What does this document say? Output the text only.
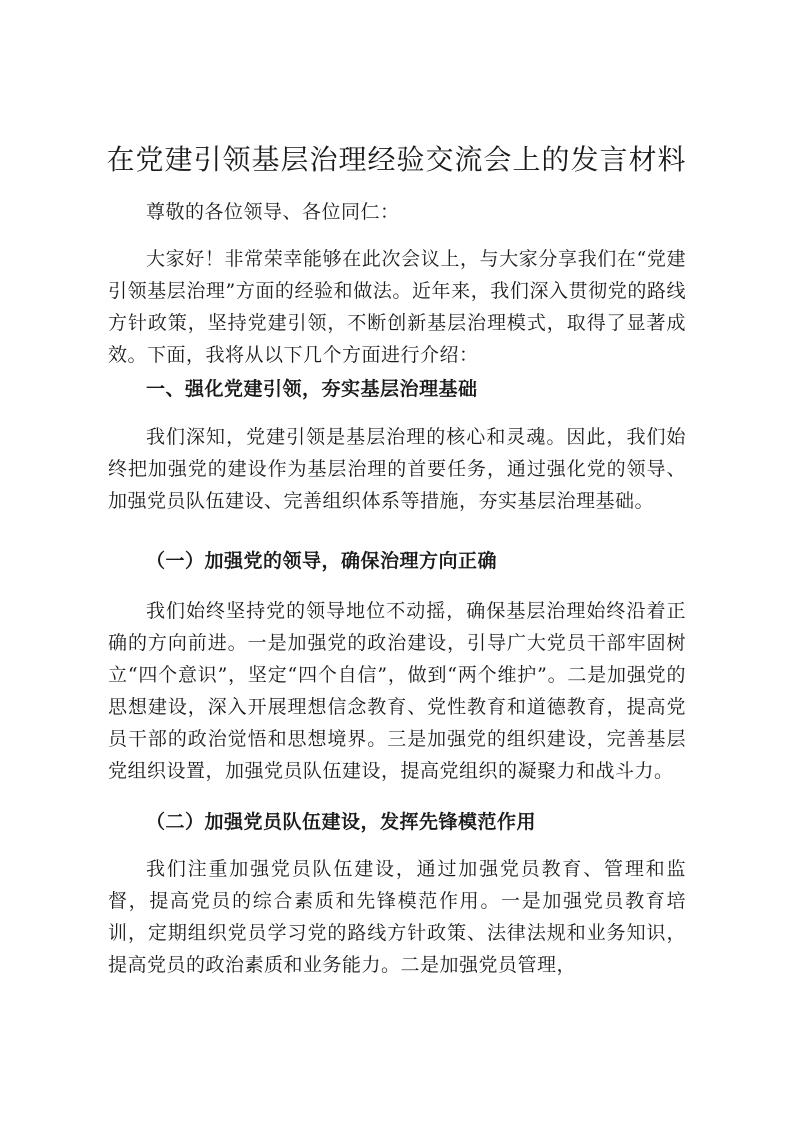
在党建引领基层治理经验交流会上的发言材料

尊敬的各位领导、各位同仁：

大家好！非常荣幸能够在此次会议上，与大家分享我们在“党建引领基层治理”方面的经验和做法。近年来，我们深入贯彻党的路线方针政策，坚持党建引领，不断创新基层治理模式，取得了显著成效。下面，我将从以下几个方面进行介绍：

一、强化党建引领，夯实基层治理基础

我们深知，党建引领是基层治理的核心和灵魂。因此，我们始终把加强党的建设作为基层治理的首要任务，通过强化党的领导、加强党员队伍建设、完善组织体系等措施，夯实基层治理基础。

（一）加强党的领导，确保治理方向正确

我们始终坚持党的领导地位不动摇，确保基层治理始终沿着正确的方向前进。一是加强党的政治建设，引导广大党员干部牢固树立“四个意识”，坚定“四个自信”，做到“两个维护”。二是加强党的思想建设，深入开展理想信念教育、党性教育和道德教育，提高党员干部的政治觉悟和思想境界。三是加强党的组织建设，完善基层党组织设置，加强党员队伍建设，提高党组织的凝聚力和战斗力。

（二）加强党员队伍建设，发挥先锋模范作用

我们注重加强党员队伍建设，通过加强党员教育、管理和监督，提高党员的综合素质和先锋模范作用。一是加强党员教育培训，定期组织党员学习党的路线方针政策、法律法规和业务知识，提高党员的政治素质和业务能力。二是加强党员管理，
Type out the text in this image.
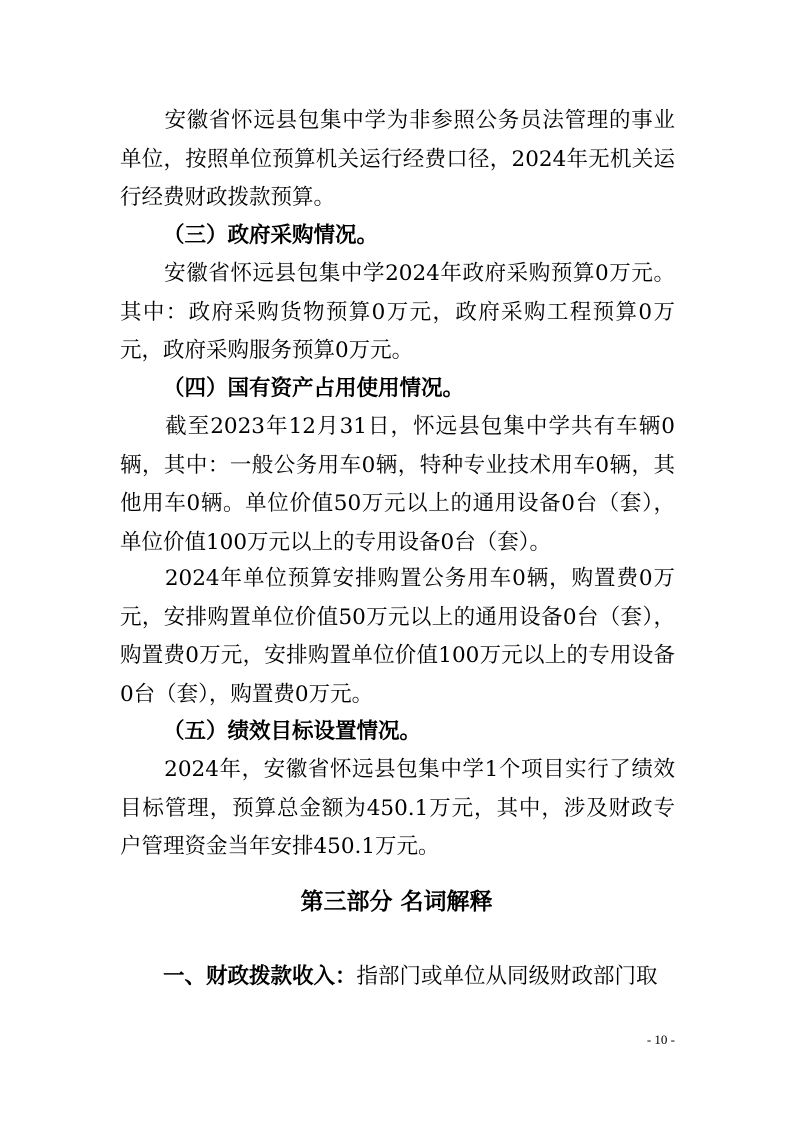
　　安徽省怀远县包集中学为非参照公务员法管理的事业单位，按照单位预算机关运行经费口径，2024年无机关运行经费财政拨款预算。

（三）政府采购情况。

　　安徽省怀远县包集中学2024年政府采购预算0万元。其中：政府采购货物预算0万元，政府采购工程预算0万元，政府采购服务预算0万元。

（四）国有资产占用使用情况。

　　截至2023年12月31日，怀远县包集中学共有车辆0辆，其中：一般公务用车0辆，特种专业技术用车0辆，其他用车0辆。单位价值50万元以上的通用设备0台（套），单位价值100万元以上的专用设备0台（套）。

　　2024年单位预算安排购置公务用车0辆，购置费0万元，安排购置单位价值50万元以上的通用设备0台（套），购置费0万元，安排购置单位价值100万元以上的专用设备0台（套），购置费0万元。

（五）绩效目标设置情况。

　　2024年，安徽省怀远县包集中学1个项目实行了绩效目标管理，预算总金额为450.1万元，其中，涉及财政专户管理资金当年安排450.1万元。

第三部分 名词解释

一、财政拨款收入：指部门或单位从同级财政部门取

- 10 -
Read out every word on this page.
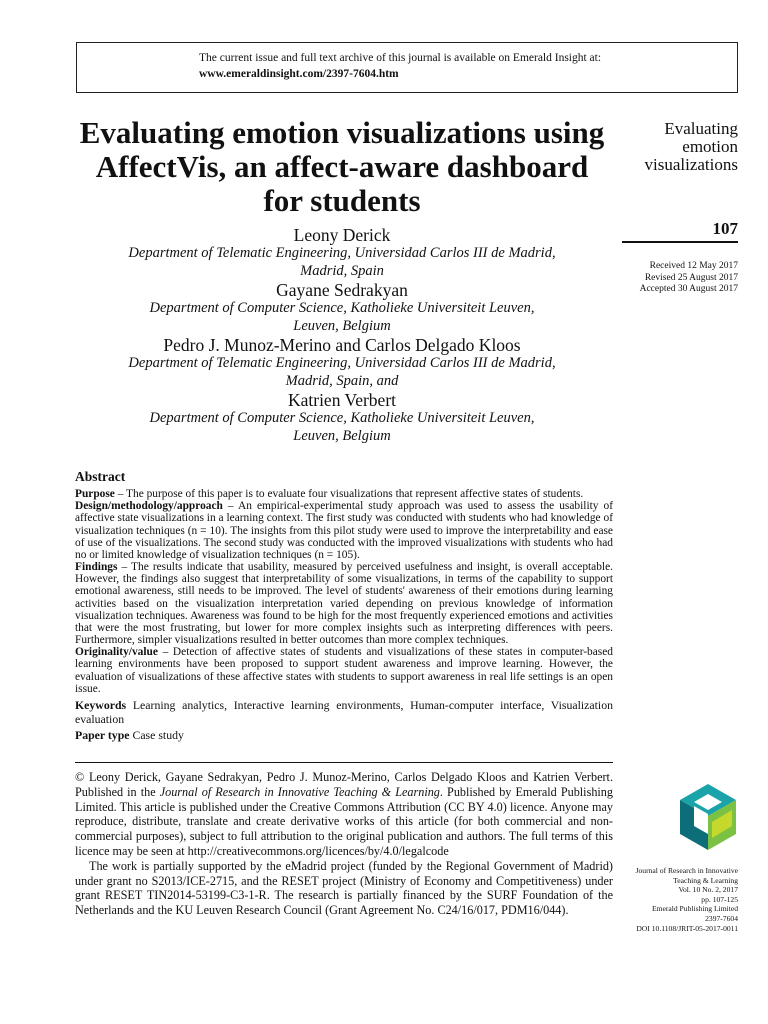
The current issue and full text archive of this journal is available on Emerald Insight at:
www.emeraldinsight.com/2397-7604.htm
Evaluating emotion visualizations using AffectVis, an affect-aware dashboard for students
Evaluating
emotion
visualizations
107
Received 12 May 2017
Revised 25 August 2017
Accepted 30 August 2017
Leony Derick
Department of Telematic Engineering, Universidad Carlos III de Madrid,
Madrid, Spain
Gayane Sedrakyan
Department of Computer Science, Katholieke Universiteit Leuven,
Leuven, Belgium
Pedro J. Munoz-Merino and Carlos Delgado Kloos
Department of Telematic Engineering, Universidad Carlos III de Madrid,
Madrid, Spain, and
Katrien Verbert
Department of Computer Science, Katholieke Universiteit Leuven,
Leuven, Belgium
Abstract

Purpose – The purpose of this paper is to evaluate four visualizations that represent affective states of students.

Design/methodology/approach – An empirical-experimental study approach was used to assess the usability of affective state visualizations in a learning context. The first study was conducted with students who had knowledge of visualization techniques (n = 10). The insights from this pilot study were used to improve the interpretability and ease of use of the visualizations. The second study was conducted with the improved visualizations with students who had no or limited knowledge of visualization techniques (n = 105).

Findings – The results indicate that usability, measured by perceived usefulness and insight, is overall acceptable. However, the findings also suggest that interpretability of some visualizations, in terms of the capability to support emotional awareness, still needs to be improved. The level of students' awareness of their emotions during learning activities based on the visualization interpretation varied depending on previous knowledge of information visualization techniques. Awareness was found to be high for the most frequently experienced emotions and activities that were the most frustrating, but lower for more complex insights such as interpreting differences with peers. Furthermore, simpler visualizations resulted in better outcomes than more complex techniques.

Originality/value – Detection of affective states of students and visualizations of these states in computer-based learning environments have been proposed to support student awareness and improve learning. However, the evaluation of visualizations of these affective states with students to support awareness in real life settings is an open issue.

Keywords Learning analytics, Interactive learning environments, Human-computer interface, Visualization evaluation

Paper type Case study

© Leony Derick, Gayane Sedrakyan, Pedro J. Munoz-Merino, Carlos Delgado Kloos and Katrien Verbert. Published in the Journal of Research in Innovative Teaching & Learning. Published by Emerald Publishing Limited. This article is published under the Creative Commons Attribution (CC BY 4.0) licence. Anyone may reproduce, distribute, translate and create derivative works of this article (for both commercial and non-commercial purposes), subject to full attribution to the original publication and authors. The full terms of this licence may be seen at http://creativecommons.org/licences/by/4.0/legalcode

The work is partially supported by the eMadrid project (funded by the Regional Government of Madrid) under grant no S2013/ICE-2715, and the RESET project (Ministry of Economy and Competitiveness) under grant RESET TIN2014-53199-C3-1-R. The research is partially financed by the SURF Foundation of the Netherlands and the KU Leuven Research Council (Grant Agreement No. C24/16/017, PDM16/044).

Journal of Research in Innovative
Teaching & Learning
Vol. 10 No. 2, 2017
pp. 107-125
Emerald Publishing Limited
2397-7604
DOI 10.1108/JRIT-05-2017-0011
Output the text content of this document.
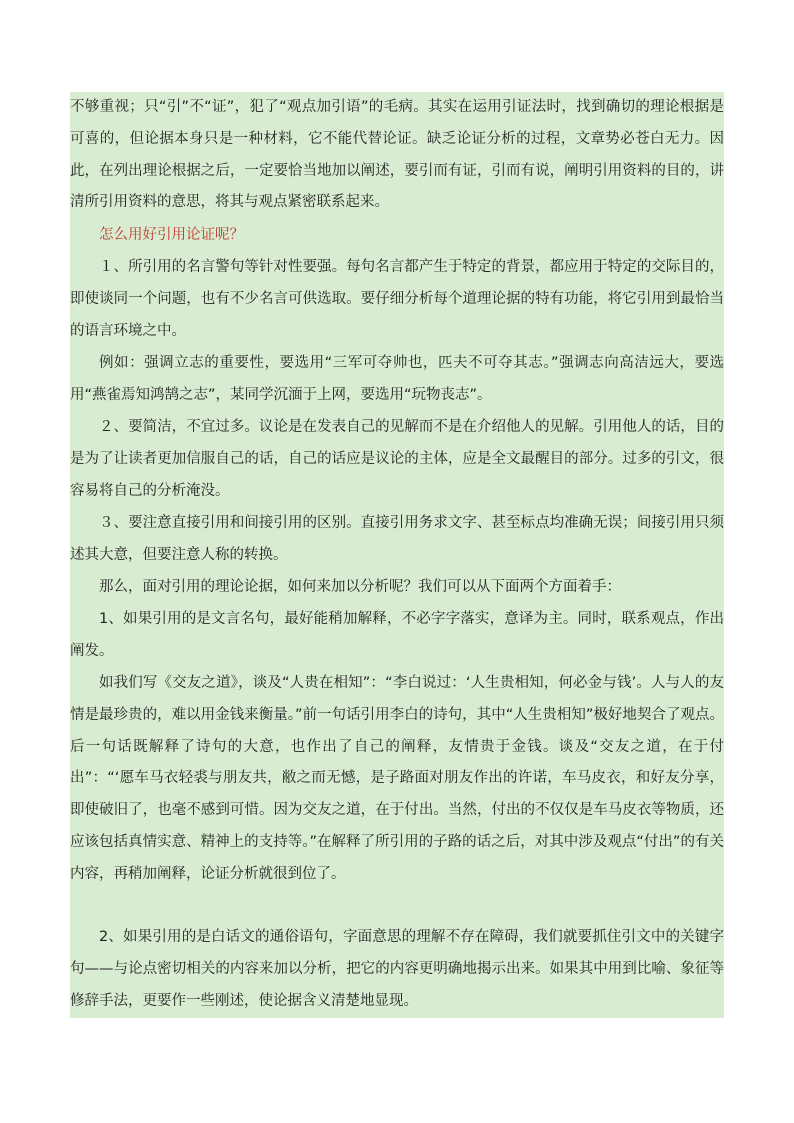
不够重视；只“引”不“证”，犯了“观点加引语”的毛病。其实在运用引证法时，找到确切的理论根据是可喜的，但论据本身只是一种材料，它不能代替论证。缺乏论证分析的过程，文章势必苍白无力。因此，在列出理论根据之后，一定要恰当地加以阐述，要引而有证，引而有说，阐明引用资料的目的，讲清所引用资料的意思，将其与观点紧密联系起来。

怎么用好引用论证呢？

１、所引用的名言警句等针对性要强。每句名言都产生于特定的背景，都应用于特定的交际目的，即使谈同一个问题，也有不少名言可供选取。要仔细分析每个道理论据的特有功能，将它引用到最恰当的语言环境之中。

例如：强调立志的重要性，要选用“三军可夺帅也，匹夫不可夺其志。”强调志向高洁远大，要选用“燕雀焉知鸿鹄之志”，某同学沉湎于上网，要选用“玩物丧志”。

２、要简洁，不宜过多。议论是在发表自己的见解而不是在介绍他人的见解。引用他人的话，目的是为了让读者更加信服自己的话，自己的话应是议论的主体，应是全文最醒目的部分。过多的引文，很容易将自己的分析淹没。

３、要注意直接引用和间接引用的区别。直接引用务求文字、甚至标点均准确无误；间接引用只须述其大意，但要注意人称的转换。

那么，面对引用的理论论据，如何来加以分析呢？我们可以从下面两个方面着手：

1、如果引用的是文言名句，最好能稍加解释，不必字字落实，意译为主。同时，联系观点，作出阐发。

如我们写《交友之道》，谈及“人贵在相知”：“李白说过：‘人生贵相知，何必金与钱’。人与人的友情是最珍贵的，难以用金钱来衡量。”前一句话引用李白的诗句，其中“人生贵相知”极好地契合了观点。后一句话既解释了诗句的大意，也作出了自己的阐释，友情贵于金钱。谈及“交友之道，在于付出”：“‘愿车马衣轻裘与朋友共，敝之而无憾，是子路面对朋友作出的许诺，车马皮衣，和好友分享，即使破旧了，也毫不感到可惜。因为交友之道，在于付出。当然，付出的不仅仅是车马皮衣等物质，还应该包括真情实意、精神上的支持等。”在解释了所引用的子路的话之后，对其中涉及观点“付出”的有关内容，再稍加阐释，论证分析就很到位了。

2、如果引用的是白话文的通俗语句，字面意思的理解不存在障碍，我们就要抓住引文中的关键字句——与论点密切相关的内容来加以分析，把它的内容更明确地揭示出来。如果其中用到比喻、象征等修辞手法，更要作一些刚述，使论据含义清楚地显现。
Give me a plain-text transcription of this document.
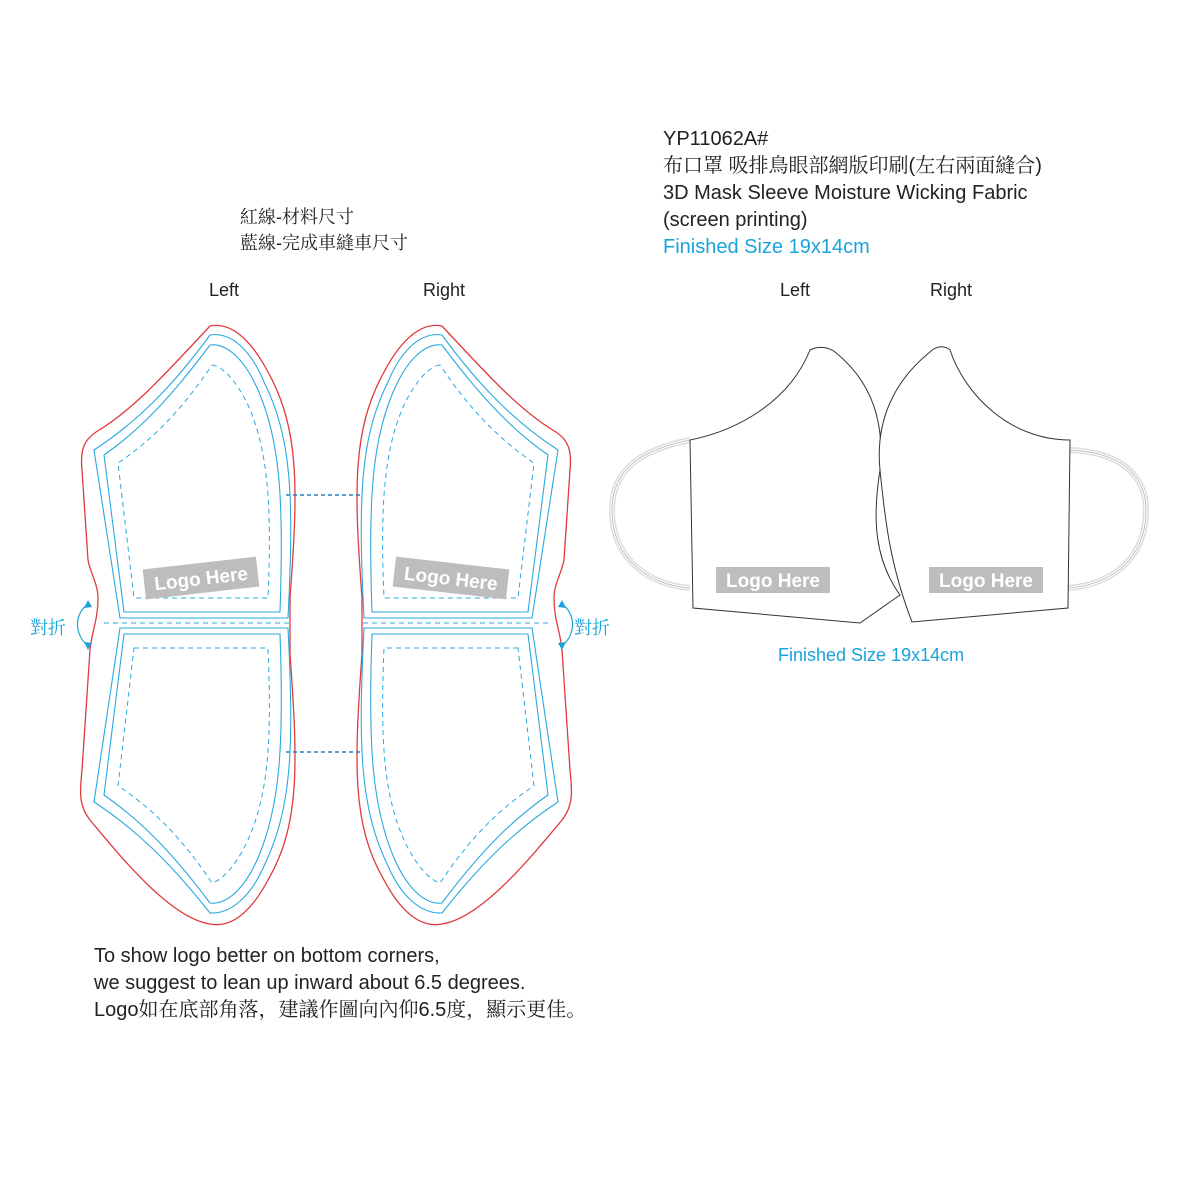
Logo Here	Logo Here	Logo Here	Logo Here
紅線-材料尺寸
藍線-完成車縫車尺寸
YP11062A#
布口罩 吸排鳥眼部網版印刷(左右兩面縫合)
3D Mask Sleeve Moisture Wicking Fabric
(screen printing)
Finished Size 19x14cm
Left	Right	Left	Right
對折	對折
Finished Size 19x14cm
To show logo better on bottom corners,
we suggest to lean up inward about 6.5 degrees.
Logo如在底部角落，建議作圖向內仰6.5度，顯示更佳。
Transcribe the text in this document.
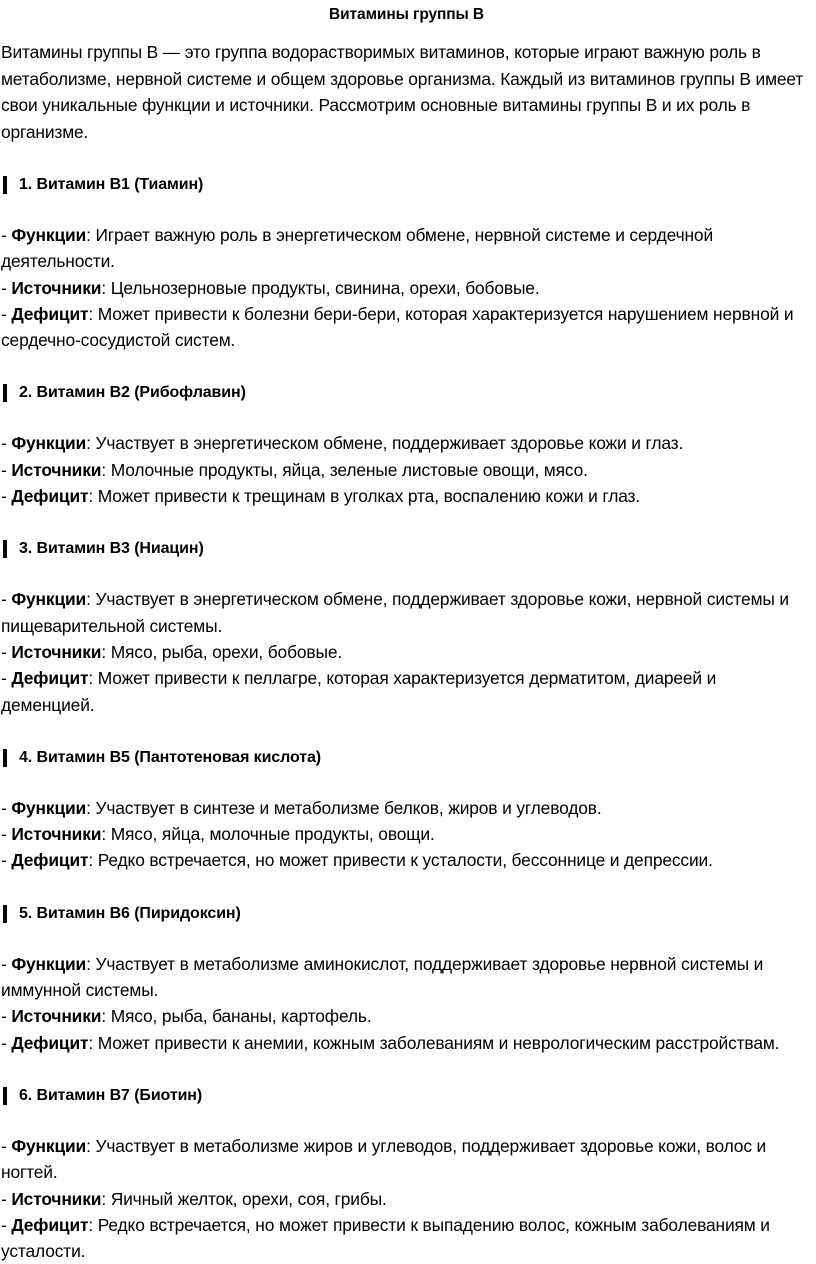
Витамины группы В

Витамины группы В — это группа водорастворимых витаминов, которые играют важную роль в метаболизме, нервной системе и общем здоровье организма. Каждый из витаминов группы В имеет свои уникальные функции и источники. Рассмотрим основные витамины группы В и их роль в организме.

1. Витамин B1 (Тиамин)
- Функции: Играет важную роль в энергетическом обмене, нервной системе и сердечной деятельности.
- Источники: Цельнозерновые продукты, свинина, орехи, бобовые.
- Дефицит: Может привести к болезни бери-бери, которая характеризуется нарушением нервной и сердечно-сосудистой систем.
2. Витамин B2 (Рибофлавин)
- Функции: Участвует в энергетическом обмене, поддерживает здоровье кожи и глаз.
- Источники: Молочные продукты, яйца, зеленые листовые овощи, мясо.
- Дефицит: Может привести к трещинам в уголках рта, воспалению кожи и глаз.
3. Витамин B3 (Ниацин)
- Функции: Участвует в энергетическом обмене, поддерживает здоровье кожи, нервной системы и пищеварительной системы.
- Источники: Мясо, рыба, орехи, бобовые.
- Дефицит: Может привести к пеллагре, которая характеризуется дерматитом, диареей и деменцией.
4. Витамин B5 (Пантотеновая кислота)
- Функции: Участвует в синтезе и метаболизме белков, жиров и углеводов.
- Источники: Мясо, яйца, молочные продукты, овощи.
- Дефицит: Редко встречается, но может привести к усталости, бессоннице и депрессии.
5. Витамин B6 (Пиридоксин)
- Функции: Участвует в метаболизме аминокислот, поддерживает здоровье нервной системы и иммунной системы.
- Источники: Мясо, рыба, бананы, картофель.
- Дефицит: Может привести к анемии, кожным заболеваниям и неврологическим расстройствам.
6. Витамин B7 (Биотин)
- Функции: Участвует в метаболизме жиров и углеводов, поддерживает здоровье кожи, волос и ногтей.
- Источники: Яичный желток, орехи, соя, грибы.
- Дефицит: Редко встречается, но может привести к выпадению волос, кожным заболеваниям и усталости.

····················

- _Request_:
Extract all lines from the data in which "August" is found.

- _Right answer_:
Revised 25 August 2017
Accepted 30 August 2017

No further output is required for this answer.